— Begin Provided data —
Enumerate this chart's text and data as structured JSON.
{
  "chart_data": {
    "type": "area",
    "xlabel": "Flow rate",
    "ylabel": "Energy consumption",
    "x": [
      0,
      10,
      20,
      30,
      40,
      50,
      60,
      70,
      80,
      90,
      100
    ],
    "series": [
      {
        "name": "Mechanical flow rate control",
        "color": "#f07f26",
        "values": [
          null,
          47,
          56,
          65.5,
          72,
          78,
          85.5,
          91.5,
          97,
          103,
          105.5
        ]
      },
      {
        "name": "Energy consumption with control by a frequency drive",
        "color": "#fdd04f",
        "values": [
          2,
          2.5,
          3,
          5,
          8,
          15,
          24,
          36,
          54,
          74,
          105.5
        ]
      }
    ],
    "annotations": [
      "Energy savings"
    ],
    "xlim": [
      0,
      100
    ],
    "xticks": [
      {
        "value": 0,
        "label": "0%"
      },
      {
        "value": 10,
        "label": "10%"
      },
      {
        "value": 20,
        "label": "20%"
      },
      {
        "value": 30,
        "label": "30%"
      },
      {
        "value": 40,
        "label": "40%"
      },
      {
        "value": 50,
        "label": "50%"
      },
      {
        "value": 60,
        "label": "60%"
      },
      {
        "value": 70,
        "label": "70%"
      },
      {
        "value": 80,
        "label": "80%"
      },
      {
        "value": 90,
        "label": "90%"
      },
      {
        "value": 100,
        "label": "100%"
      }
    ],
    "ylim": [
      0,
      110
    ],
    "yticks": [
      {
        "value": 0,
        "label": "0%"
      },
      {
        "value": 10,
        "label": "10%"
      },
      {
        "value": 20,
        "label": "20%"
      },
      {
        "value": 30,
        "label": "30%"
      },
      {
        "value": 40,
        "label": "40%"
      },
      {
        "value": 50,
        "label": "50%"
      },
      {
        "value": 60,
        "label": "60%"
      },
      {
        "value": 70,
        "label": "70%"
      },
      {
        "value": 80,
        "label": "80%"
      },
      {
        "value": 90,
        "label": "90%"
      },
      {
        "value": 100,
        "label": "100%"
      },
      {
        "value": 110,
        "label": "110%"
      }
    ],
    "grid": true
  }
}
— End Provided data —
# What is being asked
Going through the entries above line by line, work out how many lines include the word "control". Only the number is required.

# Result of this task
2